**SET PROBLEM**
Make an exact copy of the listing below.

**MATERIALS PROVIDED**
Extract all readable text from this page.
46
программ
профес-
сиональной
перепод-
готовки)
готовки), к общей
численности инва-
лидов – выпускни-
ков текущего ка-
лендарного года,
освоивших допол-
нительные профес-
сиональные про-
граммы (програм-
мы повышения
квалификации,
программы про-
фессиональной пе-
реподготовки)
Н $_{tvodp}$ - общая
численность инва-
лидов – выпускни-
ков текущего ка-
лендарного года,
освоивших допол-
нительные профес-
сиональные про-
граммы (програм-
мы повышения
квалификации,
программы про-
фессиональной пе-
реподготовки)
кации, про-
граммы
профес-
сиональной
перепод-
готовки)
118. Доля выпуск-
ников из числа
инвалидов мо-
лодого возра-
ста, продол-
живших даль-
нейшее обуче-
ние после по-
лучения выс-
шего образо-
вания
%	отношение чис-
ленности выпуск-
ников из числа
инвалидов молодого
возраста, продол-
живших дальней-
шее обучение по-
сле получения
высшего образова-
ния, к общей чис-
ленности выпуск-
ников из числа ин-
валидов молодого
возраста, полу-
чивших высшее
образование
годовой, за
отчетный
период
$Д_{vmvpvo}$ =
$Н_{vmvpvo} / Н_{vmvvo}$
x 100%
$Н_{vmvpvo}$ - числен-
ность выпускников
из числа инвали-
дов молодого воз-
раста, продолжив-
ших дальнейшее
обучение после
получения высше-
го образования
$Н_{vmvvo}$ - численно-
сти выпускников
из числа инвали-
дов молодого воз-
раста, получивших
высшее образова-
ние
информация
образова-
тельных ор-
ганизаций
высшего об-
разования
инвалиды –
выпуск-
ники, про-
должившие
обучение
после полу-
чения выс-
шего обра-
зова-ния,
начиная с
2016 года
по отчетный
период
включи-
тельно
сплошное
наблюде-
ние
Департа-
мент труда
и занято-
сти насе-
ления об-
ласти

**THE SOLUTION**
Extract all readable text from this page.
46
программ
профес-
сиональной
перепод-
готовки)
готовки), к общей
численности инва-
лидов – выпускни-
ков текущего ка-
лендарного года,
освоивших допол-
нительные профес-
сиональные про-
граммы (програм-
мы повышения
квалификации,
программы про-
фессиональной пе-
реподготовки)
Н $_{tvodp}$ - общая
численность инва-
лидов – выпускни-
ков текущего ка-
лендарного года,
освоивших допол-
нительные профес-
сиональные про-
граммы (програм-
мы повышения
квалификации,
программы про-
фессиональной пе-
реподготовки)
кации, про-
граммы
профес-
сиональной
перепод-
готовки)
118. Доля выпуск-
ников из числа
инвалидов мо-
лодого возра-
ста, продол-
живших даль-
нейшее обуче-
ние после по-
лучения выс-
шего образо-
вания
%	отношение чис-
ленности выпуск-
ников из числа
инвалидов молодого
возраста, продол-
живших дальней-
шее обучение по-
сле получения
высшего образова-
ния, к общей чис-
ленности выпуск-
ников из числа ин-
валидов молодого
возраста, полу-
чивших высшее
образование
годовой, за
отчетный
период
$Д_{vmvpvo}$ =
$Н_{vmvpvo} / Н_{vmvvo}$
x 100%
$Н_{vmvpvo}$ - числен-
ность выпускников
из числа инвали-
дов молодого воз-
раста, продолжив-
ших дальнейшее
обучение после
получения высше-
го образования
$Н_{vmvvo}$ - численно-
сти выпускников
из числа инвали-
дов молодого воз-
раста, получивших
высшее образова-
ние
информация
образова-
тельных ор-
ганизаций
высшего об-
разования
инвалиды –
выпуск-
ники, про-
должившие
обучение
после полу-
чения выс-
шего обра-
зова-ния,
начиная с
2016 года
по отчетный
период
включи-
тельно
сплошное
наблюде-
ние
Департа-
мент труда
и занято-
сти насе-
ления об-
ласти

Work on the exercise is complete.